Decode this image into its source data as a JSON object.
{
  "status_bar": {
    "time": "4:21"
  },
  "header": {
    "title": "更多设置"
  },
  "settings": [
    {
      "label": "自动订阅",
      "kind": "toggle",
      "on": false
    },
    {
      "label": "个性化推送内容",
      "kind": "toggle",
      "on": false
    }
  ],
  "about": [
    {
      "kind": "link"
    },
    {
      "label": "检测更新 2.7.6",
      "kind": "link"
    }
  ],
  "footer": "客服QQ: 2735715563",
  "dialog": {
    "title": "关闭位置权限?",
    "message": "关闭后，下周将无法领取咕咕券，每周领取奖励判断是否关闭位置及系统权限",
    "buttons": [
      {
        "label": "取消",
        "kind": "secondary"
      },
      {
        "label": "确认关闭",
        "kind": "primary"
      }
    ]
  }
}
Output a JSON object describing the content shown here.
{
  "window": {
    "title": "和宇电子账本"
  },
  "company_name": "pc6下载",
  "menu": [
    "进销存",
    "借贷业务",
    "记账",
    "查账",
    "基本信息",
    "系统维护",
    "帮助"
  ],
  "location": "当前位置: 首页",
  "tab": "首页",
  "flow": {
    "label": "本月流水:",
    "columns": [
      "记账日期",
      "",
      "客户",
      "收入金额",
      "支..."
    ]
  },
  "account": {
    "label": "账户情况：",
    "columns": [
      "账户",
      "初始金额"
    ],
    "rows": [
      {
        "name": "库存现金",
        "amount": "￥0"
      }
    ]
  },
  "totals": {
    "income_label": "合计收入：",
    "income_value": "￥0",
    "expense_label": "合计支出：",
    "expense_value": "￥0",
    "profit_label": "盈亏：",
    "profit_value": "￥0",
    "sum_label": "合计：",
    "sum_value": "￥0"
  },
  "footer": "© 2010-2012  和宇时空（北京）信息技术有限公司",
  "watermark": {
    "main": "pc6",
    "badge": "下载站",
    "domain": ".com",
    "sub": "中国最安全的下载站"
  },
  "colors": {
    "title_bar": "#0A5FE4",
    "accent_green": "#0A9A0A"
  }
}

◇ ◇ ◇ ◇ ◇

-- Your goal --
Reproduce the data, keeping every line exactly the same.

-- Exercise answer --
Decode this image into its source data as a JSON object.
{
  "status_bar": {
    "time": "4:21"
  },
  "header": {
    "title": "更多设置"
  },
  "settings": [
    {
      "label": "自动订阅",
      "kind": "toggle",
      "on": false
    },
    {
      "label": "个性化推送内容",
      "kind": "toggle",
      "on": false
    }
  ],
  "about": [
    {
      "kind": "link"
    },
    {
      "label": "检测更新 2.7.6",
      "kind": "link"
    }
  ],
  "footer": "客服QQ: 2735715563",
  "dialog": {
    "title": "关闭位置权限?",
    "message": "关闭后，下周将无法领取咕咕券，每周领取奖励判断是否关闭位置及系统权限",
    "buttons": [
      {
        "label": "取消",
        "kind": "secondary"
      },
      {
        "label": "确认关闭",
        "kind": "primary"
      }
    ]
  }
}
Output a JSON object describing the content shown here.
{
  "window": {
    "title": "和宇电子账本"
  },
  "company_name": "pc6下载",
  "menu": [
    "进销存",
    "借贷业务",
    "记账",
    "查账",
    "基本信息",
    "系统维护",
    "帮助"
  ],
  "location": "当前位置: 首页",
  "tab": "首页",
  "flow": {
    "label": "本月流水:",
    "columns": [
      "记账日期",
      "",
      "客户",
      "收入金额",
      "支..."
    ]
  },
  "account": {
    "label": "账户情况：",
    "columns": [
      "账户",
      "初始金额"
    ],
    "rows": [
      {
        "name": "库存现金",
        "amount": "￥0"
      }
    ]
  },
  "totals": {
    "income_label": "合计收入：",
    "income_value": "￥0",
    "expense_label": "合计支出：",
    "expense_value": "￥0",
    "profit_label": "盈亏：",
    "profit_value": "￥0",
    "sum_label": "合计：",
    "sum_value": "￥0"
  },
  "footer": "© 2010-2012  和宇时空（北京）信息技术有限公司",
  "watermark": {
    "main": "pc6",
    "badge": "下载站",
    "domain": ".com",
    "sub": "中国最安全的下载站"
  },
  "colors": {
    "title_bar": "#0A5FE4",
    "accent_green": "#0A9A0A"
  }
}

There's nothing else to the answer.